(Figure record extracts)
■ ■ ■

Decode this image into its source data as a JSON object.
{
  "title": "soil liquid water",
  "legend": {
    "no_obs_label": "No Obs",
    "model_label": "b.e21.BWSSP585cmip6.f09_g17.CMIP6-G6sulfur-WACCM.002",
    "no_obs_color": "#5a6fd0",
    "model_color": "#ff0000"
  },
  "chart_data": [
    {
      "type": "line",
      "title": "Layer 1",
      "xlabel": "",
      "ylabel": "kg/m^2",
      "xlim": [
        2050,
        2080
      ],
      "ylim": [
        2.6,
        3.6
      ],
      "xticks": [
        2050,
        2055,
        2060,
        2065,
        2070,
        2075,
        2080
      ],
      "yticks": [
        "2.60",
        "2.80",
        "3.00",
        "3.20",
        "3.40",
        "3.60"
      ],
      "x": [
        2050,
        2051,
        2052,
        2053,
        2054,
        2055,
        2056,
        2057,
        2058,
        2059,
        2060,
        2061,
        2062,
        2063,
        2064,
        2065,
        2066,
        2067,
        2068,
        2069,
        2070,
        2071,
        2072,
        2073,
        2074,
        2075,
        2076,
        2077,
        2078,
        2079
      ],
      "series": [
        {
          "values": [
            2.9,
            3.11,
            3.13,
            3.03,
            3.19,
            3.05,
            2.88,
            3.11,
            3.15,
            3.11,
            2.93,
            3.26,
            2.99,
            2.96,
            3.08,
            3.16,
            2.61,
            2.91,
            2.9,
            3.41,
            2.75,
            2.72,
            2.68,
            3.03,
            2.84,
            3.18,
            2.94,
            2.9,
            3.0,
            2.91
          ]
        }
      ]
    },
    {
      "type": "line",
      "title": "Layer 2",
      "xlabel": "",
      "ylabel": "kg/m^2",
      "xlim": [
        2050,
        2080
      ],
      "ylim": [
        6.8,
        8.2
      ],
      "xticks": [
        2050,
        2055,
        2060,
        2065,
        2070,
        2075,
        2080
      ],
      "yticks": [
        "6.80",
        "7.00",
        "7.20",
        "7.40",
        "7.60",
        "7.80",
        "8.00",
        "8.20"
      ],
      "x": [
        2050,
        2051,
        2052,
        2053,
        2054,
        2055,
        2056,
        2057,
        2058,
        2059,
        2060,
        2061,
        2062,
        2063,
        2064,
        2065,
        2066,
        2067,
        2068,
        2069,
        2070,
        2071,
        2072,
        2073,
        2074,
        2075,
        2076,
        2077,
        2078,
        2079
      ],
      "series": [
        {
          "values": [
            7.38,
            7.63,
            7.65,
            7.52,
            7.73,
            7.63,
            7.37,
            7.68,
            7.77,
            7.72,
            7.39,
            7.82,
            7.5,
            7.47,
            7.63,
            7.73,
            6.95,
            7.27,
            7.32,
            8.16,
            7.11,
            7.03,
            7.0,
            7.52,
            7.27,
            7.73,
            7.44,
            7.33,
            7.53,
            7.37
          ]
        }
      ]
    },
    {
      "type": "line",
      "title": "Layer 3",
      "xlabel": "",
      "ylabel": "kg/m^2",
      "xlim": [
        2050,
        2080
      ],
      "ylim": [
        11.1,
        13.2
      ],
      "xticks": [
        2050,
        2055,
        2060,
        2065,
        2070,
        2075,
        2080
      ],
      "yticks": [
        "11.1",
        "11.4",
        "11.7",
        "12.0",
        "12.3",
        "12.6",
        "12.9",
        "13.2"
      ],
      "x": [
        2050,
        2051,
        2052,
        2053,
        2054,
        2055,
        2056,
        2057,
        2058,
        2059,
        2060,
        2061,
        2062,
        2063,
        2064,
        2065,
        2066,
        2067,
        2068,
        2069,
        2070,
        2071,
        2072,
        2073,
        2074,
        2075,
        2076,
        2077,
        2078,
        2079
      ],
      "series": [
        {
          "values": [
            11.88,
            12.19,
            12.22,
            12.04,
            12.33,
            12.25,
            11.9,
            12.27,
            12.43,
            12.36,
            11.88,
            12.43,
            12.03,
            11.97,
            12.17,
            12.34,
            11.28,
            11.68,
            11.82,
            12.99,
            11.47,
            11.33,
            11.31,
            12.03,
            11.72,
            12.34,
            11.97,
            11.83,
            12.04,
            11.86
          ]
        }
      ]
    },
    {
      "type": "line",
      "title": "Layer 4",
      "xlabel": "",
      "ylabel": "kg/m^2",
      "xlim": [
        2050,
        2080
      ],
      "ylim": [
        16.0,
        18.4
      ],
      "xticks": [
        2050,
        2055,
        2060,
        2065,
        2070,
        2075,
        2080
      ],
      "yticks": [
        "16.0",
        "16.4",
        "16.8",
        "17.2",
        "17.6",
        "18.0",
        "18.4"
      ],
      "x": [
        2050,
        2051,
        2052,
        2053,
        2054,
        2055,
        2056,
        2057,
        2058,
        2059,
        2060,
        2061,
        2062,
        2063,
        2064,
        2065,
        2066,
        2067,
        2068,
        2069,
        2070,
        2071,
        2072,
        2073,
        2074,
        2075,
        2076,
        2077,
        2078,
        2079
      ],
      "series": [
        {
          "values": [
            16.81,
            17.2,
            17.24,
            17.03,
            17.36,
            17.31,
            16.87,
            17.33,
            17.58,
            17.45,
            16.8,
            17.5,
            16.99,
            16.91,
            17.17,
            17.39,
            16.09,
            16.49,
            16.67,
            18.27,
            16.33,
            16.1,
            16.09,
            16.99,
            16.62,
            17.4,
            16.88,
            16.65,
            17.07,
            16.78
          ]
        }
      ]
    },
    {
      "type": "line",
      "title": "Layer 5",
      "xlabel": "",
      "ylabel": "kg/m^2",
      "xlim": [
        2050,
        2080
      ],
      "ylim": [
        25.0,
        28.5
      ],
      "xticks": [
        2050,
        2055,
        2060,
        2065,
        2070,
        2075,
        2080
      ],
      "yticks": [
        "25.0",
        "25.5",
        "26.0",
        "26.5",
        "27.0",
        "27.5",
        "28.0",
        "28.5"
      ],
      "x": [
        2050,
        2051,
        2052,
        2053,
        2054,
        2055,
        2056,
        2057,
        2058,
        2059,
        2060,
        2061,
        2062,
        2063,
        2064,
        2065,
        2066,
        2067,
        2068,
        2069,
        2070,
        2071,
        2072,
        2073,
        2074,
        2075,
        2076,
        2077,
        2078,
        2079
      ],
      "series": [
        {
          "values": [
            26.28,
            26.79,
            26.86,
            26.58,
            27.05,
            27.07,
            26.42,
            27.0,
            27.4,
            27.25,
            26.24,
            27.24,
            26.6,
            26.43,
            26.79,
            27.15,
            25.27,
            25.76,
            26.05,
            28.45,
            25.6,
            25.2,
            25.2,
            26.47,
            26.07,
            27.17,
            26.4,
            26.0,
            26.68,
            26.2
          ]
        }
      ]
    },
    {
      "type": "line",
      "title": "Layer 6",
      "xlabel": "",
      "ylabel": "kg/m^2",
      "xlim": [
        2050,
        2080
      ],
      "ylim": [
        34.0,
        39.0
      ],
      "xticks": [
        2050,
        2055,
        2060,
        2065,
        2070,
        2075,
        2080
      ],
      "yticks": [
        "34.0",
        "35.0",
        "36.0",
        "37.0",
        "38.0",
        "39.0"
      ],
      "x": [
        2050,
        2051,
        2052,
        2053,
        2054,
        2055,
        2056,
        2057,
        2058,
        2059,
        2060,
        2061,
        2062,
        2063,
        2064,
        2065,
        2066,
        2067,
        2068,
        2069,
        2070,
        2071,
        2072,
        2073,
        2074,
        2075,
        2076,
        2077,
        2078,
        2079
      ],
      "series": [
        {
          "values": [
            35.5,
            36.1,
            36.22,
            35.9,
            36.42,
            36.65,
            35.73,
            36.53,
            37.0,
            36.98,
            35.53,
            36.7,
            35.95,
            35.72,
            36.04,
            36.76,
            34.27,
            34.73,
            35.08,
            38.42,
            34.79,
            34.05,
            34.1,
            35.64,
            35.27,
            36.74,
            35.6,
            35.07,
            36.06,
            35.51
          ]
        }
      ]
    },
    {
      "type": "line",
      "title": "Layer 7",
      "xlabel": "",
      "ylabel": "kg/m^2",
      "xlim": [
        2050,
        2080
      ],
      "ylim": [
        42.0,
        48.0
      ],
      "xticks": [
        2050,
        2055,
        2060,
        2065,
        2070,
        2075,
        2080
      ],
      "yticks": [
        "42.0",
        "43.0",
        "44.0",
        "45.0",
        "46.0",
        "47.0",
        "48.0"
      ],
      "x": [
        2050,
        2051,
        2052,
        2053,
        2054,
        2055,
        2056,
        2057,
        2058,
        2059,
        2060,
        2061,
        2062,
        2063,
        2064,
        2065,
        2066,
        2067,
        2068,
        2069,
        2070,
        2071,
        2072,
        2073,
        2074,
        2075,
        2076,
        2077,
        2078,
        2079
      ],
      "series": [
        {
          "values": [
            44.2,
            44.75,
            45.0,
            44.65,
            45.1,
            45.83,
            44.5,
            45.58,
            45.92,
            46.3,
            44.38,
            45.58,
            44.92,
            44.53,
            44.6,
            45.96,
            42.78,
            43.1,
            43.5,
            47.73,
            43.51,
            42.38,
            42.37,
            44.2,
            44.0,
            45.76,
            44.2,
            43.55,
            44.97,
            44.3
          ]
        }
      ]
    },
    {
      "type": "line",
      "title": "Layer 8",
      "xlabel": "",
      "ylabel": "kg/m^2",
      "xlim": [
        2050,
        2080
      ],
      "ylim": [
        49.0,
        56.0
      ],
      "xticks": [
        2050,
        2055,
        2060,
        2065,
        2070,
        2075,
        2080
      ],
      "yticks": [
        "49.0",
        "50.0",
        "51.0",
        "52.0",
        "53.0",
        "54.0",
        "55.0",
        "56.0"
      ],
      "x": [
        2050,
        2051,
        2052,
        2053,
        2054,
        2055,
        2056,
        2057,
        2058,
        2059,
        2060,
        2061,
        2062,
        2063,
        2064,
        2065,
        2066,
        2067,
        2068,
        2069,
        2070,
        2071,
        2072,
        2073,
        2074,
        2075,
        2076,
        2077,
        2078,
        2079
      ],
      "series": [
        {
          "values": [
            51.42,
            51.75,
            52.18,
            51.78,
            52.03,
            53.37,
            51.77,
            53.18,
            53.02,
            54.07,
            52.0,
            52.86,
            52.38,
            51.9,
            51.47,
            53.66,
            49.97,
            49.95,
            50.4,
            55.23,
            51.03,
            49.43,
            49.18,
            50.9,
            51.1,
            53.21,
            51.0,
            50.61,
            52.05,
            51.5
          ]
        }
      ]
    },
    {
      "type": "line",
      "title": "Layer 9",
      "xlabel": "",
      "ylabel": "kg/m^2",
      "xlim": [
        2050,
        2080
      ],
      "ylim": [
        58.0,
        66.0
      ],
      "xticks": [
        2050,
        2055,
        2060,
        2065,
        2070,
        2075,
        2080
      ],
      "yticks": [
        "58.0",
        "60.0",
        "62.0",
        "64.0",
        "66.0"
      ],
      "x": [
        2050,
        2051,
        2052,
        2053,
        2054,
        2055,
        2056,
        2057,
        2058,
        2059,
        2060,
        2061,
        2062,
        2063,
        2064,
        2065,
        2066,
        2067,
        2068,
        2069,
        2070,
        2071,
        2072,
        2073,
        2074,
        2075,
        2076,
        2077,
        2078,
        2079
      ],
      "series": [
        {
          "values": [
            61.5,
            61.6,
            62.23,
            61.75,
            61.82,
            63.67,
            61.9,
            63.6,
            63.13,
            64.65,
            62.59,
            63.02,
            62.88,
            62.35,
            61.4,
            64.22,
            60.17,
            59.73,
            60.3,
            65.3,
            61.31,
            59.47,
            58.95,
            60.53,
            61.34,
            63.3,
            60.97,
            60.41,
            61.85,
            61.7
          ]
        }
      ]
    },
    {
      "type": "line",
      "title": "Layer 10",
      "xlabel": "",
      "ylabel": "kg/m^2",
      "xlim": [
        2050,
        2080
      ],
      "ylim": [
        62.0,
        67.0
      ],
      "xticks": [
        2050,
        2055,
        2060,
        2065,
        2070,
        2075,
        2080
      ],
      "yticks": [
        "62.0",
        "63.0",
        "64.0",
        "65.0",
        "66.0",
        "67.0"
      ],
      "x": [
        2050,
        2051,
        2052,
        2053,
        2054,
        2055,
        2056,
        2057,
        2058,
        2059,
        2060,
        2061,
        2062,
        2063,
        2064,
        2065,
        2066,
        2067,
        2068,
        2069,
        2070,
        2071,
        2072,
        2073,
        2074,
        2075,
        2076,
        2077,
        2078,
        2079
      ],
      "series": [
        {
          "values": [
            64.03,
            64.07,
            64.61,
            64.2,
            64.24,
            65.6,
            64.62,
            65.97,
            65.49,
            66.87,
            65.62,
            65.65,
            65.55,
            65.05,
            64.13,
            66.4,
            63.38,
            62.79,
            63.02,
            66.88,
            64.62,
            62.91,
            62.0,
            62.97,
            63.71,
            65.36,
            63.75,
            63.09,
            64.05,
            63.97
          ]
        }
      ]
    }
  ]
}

■ ■ ■

▸ Requirements: Copy every line from the entries that contains the word "title".

▸ Solution to this problem:
  "title": "soil liquid water",
      "title": "Layer 1",
      "title": "Layer 2",
      "title": "Layer 3",
      "title": "Layer 4",
      "title": "Layer 5",
      "title": "Layer 6",
      "title": "Layer 7",
      "title": "Layer 8",
      "title": "Layer 9",
      "title": "Layer 10",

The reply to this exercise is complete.